_EXERCISE REQUIREMENTS_
Read the lines that follow and pick out every one containing the word "into".

_EXERCISE MATERIAL_
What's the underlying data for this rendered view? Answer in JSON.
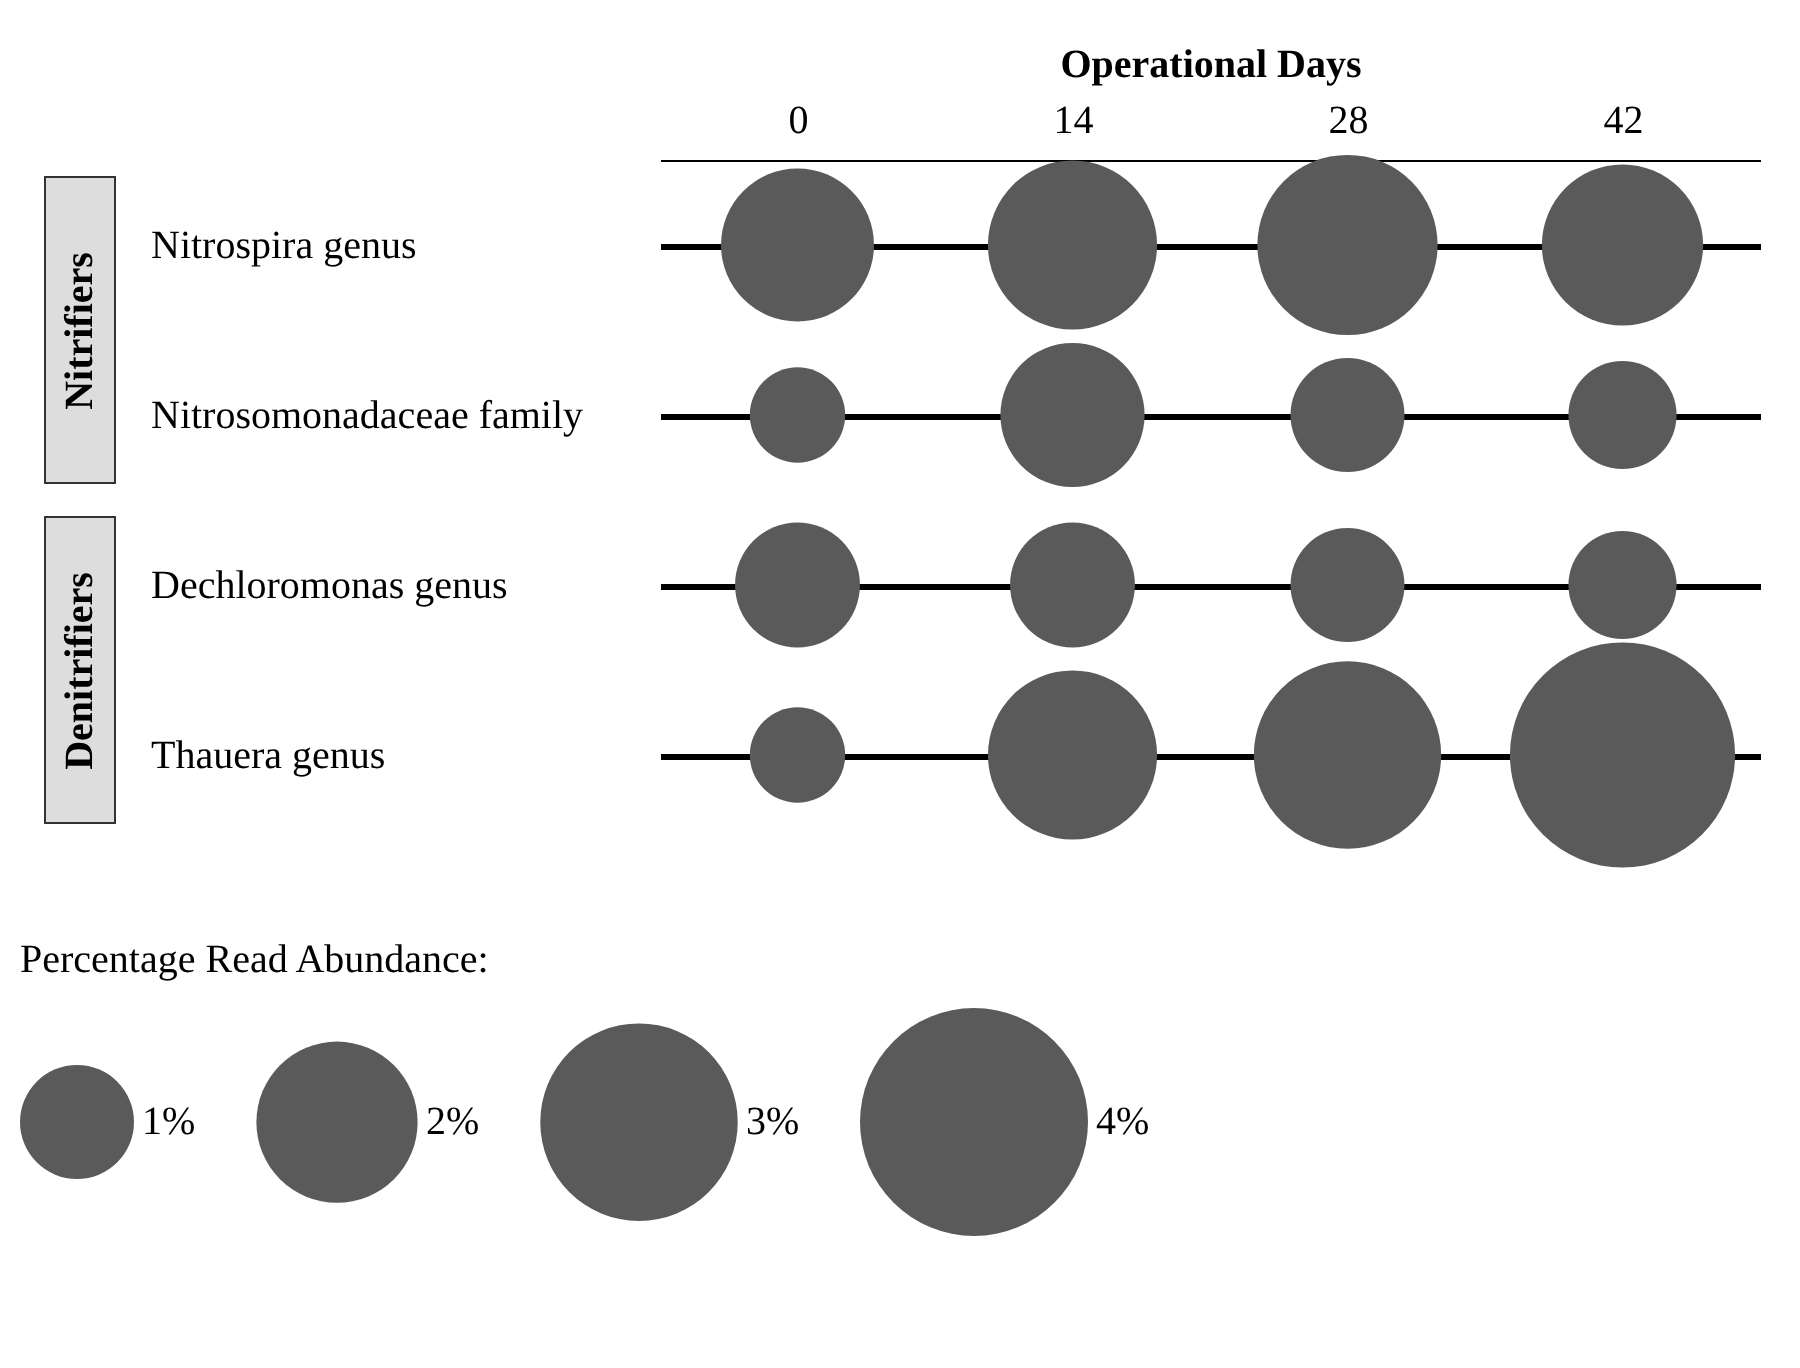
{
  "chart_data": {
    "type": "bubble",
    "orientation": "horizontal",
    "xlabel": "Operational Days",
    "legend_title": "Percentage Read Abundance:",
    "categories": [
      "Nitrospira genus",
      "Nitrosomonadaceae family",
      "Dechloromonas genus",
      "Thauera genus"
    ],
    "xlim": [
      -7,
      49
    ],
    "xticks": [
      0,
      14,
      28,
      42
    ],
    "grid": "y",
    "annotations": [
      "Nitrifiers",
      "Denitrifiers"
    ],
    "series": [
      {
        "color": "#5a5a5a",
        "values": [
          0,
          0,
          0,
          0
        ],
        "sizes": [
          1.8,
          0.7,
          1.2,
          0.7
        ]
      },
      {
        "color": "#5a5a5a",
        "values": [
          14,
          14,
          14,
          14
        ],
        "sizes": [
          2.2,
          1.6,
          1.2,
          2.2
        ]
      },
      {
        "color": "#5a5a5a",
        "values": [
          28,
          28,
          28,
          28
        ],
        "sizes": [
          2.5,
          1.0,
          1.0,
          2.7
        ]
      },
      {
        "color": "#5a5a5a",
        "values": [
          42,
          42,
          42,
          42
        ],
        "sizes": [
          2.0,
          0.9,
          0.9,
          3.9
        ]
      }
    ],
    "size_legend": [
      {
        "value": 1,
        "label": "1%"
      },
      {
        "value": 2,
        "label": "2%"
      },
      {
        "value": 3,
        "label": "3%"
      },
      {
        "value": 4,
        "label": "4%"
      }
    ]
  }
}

==

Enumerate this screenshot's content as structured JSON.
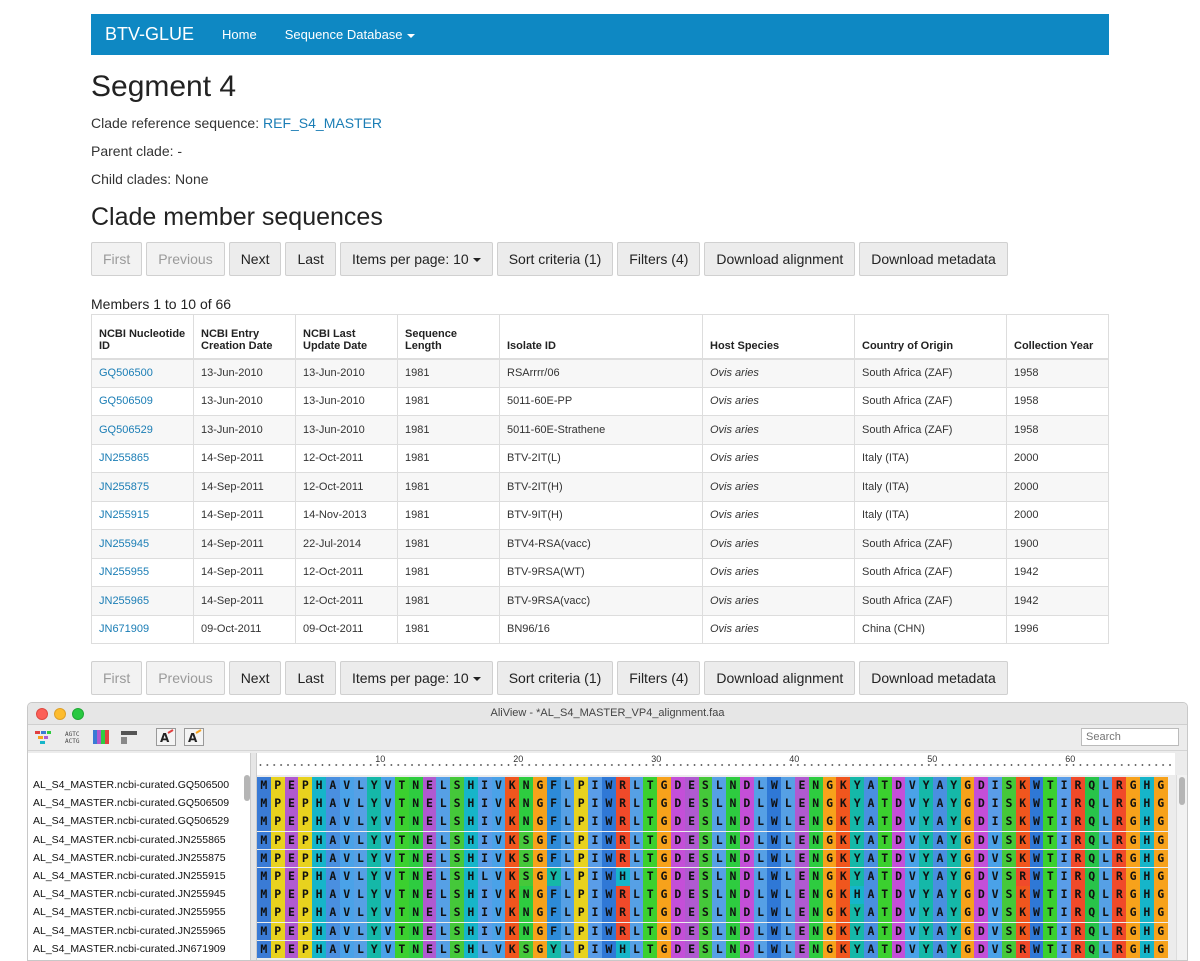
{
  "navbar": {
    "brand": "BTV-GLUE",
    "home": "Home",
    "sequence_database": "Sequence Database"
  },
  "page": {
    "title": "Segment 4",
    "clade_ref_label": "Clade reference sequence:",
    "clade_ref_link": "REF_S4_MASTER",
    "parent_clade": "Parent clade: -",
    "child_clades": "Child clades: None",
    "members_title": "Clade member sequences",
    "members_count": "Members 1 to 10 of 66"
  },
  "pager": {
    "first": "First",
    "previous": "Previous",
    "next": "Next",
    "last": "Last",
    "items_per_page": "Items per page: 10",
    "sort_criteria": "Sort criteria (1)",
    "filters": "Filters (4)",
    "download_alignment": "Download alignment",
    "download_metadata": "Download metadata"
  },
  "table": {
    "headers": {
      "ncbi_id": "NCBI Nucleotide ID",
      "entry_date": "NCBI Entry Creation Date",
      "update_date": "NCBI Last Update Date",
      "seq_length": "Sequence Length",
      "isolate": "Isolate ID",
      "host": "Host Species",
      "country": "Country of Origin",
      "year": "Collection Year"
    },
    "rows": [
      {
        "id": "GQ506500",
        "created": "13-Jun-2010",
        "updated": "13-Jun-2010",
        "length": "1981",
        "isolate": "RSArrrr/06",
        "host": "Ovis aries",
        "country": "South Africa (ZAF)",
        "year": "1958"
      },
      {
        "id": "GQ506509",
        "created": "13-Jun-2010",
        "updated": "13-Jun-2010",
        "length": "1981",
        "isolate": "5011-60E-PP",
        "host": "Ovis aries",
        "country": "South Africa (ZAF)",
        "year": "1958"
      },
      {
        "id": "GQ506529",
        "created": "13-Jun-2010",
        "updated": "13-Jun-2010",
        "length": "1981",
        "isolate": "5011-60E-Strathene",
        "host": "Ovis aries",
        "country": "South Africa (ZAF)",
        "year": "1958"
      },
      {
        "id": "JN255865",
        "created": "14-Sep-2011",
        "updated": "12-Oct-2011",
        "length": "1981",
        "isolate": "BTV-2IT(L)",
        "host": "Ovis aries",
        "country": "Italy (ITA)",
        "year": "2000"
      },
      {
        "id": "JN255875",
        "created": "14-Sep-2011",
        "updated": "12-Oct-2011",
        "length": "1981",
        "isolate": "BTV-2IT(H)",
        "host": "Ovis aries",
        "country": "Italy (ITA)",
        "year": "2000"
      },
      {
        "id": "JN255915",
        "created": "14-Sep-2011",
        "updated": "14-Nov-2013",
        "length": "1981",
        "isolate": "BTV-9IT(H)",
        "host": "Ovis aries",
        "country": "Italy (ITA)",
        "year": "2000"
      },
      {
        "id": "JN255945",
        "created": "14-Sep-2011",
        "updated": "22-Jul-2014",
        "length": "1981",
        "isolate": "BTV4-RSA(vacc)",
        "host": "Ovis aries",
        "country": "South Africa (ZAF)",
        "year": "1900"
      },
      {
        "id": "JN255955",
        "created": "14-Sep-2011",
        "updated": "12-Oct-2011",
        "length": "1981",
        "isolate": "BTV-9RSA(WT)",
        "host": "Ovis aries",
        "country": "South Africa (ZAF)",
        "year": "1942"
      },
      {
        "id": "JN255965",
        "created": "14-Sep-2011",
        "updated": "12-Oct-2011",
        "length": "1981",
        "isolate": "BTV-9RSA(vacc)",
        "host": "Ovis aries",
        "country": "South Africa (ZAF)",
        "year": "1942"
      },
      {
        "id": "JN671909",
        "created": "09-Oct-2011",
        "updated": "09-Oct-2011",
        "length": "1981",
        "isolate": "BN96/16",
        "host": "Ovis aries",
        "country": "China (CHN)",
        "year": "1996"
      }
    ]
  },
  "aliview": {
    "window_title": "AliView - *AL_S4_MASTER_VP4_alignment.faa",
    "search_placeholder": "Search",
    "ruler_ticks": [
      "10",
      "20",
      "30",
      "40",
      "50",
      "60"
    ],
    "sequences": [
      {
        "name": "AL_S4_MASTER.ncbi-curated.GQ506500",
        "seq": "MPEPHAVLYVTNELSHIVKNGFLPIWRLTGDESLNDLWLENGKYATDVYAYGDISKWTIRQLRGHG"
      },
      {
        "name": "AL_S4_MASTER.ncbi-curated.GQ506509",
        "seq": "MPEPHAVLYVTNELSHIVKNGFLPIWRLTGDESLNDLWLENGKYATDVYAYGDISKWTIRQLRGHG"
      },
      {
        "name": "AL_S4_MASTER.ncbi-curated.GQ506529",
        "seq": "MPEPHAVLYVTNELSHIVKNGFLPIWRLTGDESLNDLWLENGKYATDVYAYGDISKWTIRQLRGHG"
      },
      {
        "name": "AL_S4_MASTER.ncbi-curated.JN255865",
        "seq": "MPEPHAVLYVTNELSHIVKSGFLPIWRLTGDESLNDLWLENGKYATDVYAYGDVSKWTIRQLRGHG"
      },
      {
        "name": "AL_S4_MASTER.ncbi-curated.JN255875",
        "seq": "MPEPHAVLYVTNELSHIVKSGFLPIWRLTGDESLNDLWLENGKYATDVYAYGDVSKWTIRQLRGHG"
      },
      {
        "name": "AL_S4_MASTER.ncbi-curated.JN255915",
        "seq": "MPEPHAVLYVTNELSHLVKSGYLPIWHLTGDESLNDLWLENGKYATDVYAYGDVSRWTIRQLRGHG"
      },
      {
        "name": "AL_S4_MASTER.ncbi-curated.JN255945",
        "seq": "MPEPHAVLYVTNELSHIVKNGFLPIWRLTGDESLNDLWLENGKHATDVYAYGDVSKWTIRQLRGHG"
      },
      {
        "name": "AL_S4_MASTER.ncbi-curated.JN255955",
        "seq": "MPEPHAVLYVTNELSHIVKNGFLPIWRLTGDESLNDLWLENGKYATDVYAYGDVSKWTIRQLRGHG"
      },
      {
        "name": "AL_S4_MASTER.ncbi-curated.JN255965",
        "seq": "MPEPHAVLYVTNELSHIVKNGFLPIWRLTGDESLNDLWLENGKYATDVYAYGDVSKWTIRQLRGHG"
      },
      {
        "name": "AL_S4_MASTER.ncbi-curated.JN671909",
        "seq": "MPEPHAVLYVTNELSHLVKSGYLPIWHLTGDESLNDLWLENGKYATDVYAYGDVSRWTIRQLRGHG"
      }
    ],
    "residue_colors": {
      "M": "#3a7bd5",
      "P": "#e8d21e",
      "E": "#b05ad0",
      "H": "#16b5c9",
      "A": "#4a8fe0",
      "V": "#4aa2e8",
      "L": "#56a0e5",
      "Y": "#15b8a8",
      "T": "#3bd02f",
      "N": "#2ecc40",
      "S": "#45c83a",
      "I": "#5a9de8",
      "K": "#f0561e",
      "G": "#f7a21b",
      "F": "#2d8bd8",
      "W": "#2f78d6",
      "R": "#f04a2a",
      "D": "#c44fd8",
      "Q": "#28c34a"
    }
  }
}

...

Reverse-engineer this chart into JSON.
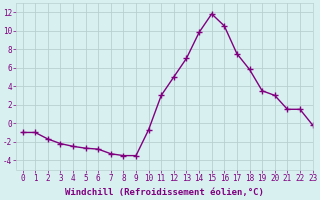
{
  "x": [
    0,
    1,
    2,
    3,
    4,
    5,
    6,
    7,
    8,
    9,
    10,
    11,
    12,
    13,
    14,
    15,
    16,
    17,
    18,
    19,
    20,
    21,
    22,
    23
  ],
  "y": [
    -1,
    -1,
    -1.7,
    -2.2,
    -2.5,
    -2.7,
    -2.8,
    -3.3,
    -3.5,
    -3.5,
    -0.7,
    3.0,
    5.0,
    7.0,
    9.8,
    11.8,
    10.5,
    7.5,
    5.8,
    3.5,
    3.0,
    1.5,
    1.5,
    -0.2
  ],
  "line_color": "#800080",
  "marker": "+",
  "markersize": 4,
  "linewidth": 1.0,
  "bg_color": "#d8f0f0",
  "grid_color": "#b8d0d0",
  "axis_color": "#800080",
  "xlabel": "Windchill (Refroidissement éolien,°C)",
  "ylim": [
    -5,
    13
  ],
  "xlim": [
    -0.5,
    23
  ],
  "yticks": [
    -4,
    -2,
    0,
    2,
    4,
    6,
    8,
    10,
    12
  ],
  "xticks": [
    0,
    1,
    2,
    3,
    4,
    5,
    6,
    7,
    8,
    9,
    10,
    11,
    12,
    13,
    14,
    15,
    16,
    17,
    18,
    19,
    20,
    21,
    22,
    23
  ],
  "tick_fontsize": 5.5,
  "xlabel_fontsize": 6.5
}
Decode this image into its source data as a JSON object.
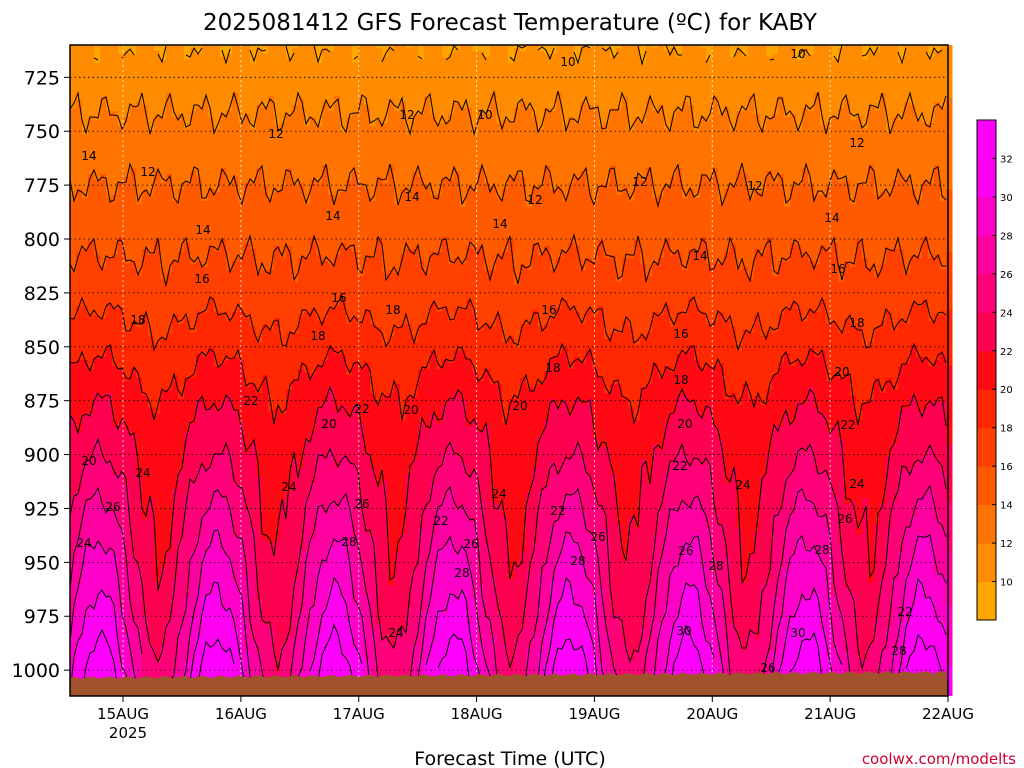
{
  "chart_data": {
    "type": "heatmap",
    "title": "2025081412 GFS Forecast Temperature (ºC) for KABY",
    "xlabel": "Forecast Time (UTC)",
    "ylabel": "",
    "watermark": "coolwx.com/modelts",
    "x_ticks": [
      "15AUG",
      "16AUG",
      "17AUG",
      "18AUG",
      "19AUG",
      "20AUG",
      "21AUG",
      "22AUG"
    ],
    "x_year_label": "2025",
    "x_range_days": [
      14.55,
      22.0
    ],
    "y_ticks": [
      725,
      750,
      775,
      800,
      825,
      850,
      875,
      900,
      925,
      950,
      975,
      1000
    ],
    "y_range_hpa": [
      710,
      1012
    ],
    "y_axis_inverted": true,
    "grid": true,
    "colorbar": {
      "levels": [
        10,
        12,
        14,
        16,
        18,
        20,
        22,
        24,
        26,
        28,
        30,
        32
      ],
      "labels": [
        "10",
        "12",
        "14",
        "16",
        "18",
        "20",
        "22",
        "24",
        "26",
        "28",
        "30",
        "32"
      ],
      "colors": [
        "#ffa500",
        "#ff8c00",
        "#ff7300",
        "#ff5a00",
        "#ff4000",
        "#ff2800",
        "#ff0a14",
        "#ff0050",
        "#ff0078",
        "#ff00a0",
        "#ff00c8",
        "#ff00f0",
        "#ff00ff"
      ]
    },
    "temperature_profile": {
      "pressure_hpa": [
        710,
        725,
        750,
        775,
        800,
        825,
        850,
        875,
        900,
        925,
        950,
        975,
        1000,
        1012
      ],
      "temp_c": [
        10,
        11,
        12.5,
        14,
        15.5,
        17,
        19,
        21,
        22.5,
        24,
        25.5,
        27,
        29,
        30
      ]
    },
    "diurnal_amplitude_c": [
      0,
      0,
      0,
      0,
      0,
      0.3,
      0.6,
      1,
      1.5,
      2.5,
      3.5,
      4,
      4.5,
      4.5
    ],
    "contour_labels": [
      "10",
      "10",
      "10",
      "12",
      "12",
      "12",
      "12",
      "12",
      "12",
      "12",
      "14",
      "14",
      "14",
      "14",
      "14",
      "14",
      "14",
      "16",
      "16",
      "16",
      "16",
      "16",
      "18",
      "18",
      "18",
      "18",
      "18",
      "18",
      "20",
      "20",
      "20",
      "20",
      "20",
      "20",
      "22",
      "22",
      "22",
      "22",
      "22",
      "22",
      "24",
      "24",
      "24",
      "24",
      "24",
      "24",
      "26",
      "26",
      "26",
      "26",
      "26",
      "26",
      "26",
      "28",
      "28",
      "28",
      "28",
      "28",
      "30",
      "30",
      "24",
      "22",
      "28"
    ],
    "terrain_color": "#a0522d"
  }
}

_FULL RESPONSE_
Reverse-engineer this chart into JSON.
Decode this image into its source data as a JSON object.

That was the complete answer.